- **WHAT IS REQUIRED**
Quote every line of the material beneath this one.

- **Collection entries**
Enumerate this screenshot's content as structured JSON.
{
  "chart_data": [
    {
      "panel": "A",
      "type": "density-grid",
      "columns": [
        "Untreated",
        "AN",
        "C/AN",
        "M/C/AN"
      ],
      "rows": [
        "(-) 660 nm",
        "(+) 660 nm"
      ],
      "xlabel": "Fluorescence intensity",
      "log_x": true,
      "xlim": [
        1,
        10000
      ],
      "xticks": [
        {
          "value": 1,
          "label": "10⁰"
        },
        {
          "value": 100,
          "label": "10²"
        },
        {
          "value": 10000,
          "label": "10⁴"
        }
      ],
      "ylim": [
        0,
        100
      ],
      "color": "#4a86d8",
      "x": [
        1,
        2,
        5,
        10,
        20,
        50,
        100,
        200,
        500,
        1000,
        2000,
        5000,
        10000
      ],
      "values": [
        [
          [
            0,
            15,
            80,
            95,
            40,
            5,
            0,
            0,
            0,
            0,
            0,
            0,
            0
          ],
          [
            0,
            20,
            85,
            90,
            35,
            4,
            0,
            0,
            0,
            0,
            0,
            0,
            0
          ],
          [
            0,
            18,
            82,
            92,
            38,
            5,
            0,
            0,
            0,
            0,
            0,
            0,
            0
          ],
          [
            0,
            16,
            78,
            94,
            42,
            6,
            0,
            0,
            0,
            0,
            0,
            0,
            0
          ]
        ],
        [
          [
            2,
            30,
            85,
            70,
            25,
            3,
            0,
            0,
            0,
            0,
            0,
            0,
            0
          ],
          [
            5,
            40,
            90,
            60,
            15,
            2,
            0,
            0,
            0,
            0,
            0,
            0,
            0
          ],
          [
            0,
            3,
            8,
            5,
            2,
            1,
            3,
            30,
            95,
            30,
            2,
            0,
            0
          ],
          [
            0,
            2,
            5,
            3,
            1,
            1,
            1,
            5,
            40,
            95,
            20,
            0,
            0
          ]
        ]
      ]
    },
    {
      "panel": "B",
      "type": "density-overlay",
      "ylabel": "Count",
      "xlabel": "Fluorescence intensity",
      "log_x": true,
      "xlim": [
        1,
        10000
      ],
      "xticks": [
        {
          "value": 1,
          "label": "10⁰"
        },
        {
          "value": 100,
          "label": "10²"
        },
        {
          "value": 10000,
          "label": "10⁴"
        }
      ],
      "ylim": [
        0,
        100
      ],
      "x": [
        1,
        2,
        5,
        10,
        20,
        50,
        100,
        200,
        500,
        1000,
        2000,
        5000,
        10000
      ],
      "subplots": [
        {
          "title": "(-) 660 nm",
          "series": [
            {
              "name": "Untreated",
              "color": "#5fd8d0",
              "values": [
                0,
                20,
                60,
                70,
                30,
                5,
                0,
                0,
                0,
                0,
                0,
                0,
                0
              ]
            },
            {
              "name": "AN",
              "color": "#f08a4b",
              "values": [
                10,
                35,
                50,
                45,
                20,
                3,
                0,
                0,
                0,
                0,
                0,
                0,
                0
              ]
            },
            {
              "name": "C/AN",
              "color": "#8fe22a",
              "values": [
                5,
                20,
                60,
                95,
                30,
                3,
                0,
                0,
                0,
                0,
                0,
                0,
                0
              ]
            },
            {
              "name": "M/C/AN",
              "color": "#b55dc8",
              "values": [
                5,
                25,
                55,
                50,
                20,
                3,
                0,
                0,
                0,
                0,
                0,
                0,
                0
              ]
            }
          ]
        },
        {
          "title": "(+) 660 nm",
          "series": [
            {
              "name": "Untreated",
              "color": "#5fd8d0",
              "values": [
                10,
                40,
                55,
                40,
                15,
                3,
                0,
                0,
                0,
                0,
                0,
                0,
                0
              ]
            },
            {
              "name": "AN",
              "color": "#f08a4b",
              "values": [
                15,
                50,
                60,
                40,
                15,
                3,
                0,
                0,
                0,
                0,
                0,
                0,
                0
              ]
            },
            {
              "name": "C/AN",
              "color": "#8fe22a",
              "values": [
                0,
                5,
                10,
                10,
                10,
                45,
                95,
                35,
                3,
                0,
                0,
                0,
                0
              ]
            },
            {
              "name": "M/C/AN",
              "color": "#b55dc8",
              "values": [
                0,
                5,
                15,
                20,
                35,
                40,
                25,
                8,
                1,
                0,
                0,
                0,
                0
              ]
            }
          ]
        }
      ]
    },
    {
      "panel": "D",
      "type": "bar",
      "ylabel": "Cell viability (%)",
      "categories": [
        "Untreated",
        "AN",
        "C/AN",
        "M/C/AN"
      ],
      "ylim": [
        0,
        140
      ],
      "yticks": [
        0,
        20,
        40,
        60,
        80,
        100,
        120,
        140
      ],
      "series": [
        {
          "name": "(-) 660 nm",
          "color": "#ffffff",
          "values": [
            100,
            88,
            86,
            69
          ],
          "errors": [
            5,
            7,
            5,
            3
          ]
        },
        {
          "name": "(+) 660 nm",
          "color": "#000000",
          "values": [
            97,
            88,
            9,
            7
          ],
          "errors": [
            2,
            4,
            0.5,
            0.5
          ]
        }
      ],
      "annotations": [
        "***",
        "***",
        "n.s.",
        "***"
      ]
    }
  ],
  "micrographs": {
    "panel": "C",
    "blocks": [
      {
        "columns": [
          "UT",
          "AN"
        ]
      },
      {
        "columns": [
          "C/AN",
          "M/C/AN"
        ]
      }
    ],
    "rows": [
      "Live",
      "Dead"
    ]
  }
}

- **ANSWER**
Enumerate this screenshot's content as structured JSON.
{
  "chart_data": [
    {
      "panel": "A",
      "type": "density-grid",
      "columns": [
        "Untreated",
        "AN",
        "C/AN",
        "M/C/AN"
      ],
      "rows": [
        "(-) 660 nm",
        "(+) 660 nm"
      ],
      "xlabel": "Fluorescence intensity",
      "log_x": true,
      "xlim": [
        1,
        10000
      ],
      "xticks": [
        {
          "value": 1,
          "label": "10⁰"
        },
        {
          "value": 100,
          "label": "10²"
        },
        {
          "value": 10000,
          "label": "10⁴"
        }
      ],
      "ylim": [
        0,
        100
      ],
      "color": "#4a86d8",
      "x": [
        1,
        2,
        5,
        10,
        20,
        50,
        100,
        200,
        500,
        1000,
        2000,
        5000,
        10000
      ],
      "values": [
        [
          [
            0,
            15,
            80,
            95,
            40,
            5,
            0,
            0,
            0,
            0,
            0,
            0,
            0
          ],
          [
            0,
            20,
            85,
            90,
            35,
            4,
            0,
            0,
            0,
            0,
            0,
            0,
            0
          ],
          [
            0,
            18,
            82,
            92,
            38,
            5,
            0,
            0,
            0,
            0,
            0,
            0,
            0
          ],
          [
            0,
            16,
            78,
            94,
            42,
            6,
            0,
            0,
            0,
            0,
            0,
            0,
            0
          ]
        ],
        [
          [
            2,
            30,
            85,
            70,
            25,
            3,
            0,
            0,
            0,
            0,
            0,
            0,
            0
          ],
          [
            5,
            40,
            90,
            60,
            15,
            2,
            0,
            0,
            0,
            0,
            0,
            0,
            0
          ],
          [
            0,
            3,
            8,
            5,
            2,
            1,
            3,
            30,
            95,
            30,
            2,
            0,
            0
          ],
          [
            0,
            2,
            5,
            3,
            1,
            1,
            1,
            5,
            40,
            95,
            20,
            0,
            0
          ]
        ]
      ]
    },
    {
      "panel": "B",
      "type": "density-overlay",
      "ylabel": "Count",
      "xlabel": "Fluorescence intensity",
      "log_x": true,
      "xlim": [
        1,
        10000
      ],
      "xticks": [
        {
          "value": 1,
          "label": "10⁰"
        },
        {
          "value": 100,
          "label": "10²"
        },
        {
          "value": 10000,
          "label": "10⁴"
        }
      ],
      "ylim": [
        0,
        100
      ],
      "x": [
        1,
        2,
        5,
        10,
        20,
        50,
        100,
        200,
        500,
        1000,
        2000,
        5000,
        10000
      ],
      "subplots": [
        {
          "title": "(-) 660 nm",
          "series": [
            {
              "name": "Untreated",
              "color": "#5fd8d0",
              "values": [
                0,
                20,
                60,
                70,
                30,
                5,
                0,
                0,
                0,
                0,
                0,
                0,
                0
              ]
            },
            {
              "name": "AN",
              "color": "#f08a4b",
              "values": [
                10,
                35,
                50,
                45,
                20,
                3,
                0,
                0,
                0,
                0,
                0,
                0,
                0
              ]
            },
            {
              "name": "C/AN",
              "color": "#8fe22a",
              "values": [
                5,
                20,
                60,
                95,
                30,
                3,
                0,
                0,
                0,
                0,
                0,
                0,
                0
              ]
            },
            {
              "name": "M/C/AN",
              "color": "#b55dc8",
              "values": [
                5,
                25,
                55,
                50,
                20,
                3,
                0,
                0,
                0,
                0,
                0,
                0,
                0
              ]
            }
          ]
        },
        {
          "title": "(+) 660 nm",
          "series": [
            {
              "name": "Untreated",
              "color": "#5fd8d0",
              "values": [
                10,
                40,
                55,
                40,
                15,
                3,
                0,
                0,
                0,
                0,
                0,
                0,
                0
              ]
            },
            {
              "name": "AN",
              "color": "#f08a4b",
              "values": [
                15,
                50,
                60,
                40,
                15,
                3,
                0,
                0,
                0,
                0,
                0,
                0,
                0
              ]
            },
            {
              "name": "C/AN",
              "color": "#8fe22a",
              "values": [
                0,
                5,
                10,
                10,
                10,
                45,
                95,
                35,
                3,
                0,
                0,
                0,
                0
              ]
            },
            {
              "name": "M/C/AN",
              "color": "#b55dc8",
              "values": [
                0,
                5,
                15,
                20,
                35,
                40,
                25,
                8,
                1,
                0,
                0,
                0,
                0
              ]
            }
          ]
        }
      ]
    },
    {
      "panel": "D",
      "type": "bar",
      "ylabel": "Cell viability (%)",
      "categories": [
        "Untreated",
        "AN",
        "C/AN",
        "M/C/AN"
      ],
      "ylim": [
        0,
        140
      ],
      "yticks": [
        0,
        20,
        40,
        60,
        80,
        100,
        120,
        140
      ],
      "series": [
        {
          "name": "(-) 660 nm",
          "color": "#ffffff",
          "values": [
            100,
            88,
            86,
            69
          ],
          "errors": [
            5,
            7,
            5,
            3
          ]
        },
        {
          "name": "(+) 660 nm",
          "color": "#000000",
          "values": [
            97,
            88,
            9,
            7
          ],
          "errors": [
            2,
            4,
            0.5,
            0.5
          ]
        }
      ],
      "annotations": [
        "***",
        "***",
        "n.s.",
        "***"
      ]
    }
  ],
  "micrographs": {
    "panel": "C",
    "blocks": [
      {
        "columns": [
          "UT",
          "AN"
        ]
      },
      {
        "columns": [
          "C/AN",
          "M/C/AN"
        ]
      }
    ],
    "rows": [
      "Live",
      "Dead"
    ]
  }
}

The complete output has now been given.